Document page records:
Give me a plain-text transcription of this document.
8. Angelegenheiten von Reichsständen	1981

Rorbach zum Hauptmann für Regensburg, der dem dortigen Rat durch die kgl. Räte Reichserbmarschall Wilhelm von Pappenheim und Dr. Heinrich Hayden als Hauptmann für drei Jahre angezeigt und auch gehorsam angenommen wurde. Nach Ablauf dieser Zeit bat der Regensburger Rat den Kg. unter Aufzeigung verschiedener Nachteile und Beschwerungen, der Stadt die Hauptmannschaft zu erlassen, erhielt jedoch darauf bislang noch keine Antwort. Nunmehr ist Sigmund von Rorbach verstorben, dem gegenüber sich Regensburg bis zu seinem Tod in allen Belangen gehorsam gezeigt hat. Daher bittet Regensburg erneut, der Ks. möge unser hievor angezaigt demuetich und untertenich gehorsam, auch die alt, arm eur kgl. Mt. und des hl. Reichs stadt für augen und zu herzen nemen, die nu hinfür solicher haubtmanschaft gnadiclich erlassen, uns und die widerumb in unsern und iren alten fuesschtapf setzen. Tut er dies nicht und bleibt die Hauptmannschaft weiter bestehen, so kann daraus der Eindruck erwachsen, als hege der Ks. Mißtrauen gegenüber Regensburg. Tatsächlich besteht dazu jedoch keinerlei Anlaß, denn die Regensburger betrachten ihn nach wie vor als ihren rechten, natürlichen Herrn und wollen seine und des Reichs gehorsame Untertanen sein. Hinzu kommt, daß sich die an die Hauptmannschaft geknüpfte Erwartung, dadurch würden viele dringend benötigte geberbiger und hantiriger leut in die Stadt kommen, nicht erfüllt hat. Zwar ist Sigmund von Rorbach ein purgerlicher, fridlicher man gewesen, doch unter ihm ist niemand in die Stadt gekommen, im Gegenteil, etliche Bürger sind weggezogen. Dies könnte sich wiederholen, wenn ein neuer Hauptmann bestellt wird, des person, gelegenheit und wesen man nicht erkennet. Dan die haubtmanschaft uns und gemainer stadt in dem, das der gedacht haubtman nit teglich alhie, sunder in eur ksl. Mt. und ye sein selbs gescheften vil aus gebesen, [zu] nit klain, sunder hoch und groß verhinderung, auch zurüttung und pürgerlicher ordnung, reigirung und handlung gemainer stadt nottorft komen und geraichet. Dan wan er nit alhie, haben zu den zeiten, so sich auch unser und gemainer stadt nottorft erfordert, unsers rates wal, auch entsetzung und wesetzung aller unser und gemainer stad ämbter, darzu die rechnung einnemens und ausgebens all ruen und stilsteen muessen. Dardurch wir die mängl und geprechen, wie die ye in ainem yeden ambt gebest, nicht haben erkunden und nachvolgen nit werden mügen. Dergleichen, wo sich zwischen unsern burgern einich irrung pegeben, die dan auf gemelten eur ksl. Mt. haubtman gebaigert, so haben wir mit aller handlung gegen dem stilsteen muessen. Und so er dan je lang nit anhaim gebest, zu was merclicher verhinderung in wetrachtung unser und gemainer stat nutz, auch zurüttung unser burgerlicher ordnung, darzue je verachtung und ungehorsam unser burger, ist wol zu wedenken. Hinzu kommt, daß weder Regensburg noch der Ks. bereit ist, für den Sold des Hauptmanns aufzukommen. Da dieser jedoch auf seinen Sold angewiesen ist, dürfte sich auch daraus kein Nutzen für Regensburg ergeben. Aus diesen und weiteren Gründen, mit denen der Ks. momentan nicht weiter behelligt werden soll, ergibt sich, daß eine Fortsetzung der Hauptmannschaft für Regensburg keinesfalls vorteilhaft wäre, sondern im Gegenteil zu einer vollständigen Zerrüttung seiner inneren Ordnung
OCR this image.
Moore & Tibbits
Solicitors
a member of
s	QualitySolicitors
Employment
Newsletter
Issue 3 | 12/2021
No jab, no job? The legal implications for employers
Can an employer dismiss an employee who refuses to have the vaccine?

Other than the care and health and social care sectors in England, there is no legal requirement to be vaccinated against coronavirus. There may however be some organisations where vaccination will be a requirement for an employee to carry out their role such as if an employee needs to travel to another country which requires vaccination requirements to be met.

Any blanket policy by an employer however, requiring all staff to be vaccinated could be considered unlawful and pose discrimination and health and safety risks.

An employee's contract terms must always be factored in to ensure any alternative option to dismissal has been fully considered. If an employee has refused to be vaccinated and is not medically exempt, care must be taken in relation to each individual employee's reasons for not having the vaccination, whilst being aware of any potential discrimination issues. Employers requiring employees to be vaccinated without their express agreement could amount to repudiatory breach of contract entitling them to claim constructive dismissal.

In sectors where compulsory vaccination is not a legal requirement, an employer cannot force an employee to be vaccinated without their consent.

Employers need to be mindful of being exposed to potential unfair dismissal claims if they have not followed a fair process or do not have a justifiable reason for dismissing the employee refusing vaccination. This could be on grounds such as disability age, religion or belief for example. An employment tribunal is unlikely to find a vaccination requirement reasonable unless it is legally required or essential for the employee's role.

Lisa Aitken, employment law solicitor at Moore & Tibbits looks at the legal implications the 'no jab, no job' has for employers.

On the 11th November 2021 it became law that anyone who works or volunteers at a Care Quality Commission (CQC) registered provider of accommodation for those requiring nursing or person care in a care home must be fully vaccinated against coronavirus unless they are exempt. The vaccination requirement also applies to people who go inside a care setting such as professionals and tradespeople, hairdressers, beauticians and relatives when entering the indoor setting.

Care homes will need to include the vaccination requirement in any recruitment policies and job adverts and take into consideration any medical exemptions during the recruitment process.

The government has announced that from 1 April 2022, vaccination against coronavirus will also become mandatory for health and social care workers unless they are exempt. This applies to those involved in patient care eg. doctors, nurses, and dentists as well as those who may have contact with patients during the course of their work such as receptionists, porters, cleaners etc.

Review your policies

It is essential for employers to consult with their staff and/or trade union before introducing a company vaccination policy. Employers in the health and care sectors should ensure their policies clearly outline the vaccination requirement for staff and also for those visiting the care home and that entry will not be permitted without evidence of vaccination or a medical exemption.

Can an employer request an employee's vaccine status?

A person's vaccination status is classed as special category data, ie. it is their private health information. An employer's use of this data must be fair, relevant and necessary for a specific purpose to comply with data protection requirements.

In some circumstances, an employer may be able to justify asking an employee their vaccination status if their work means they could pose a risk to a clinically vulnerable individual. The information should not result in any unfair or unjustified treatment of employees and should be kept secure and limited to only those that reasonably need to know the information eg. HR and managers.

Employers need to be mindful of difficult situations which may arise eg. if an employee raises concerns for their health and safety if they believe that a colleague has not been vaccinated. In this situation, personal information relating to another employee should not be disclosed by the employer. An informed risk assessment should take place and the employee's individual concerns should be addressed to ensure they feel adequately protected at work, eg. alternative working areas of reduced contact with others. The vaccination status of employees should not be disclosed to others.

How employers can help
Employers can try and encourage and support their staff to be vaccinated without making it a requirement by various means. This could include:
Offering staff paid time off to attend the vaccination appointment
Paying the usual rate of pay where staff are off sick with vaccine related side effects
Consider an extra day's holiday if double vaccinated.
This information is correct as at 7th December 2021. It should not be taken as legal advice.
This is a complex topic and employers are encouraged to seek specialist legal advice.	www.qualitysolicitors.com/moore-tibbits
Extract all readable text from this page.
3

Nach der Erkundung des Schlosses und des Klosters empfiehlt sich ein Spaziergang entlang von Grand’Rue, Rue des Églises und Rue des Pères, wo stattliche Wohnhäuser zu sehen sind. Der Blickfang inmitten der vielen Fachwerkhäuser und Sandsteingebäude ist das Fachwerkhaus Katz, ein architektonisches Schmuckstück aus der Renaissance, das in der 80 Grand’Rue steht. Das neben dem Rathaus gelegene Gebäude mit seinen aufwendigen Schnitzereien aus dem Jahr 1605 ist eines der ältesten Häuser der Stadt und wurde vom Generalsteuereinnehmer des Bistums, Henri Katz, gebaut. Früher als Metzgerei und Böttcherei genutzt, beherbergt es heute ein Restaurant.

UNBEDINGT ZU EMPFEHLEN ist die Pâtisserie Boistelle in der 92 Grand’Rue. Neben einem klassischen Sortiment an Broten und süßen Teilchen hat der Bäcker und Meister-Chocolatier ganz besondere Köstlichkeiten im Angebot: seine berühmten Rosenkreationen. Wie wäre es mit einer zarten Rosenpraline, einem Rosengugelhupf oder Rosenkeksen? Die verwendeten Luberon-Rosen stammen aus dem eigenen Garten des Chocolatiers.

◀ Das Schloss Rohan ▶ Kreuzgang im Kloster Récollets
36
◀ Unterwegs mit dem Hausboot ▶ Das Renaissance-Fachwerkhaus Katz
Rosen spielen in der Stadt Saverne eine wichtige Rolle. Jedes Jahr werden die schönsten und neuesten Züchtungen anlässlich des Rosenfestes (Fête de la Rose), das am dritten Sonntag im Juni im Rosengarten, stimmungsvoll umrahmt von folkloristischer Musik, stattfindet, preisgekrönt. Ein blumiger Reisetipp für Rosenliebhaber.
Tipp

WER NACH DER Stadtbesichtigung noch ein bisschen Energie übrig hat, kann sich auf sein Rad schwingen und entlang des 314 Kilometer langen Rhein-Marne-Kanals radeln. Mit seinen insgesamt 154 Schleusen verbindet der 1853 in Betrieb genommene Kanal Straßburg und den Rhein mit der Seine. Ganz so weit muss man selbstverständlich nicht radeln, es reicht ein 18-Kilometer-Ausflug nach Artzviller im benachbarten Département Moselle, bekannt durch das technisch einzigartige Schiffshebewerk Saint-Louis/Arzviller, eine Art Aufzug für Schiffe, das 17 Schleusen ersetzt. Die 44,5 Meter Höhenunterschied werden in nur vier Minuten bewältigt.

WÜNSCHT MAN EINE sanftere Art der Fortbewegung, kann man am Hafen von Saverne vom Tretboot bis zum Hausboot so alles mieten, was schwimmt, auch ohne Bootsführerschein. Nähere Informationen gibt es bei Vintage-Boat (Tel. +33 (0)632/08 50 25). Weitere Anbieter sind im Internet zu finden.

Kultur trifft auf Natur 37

How to complete this task: Extract every line of the records above that contains the word "which".

Exercise result:
Other than the care and health and social care sectors in England, there is no legal requirement to be vaccinated against coronavirus. There may however be some organisations where vaccination will be a requirement for an employee to carry out their role such as if an employee needs to travel to another country which requires vaccination requirements to be met.
Employers need to be mindful of difficult situations which may arise eg. if an employee raises concerns for their health and safety if they believe that a colleague has not been vaccinated. In this situation, personal information relating to another employee should not be disclosed by the employer. An informed risk assessment should take place and the employee's individual concerns should be addressed to ensure they feel adequately protected at work, eg. alternative working areas of reduced contact with others. The vaccination status of employees should not be disclosed to others.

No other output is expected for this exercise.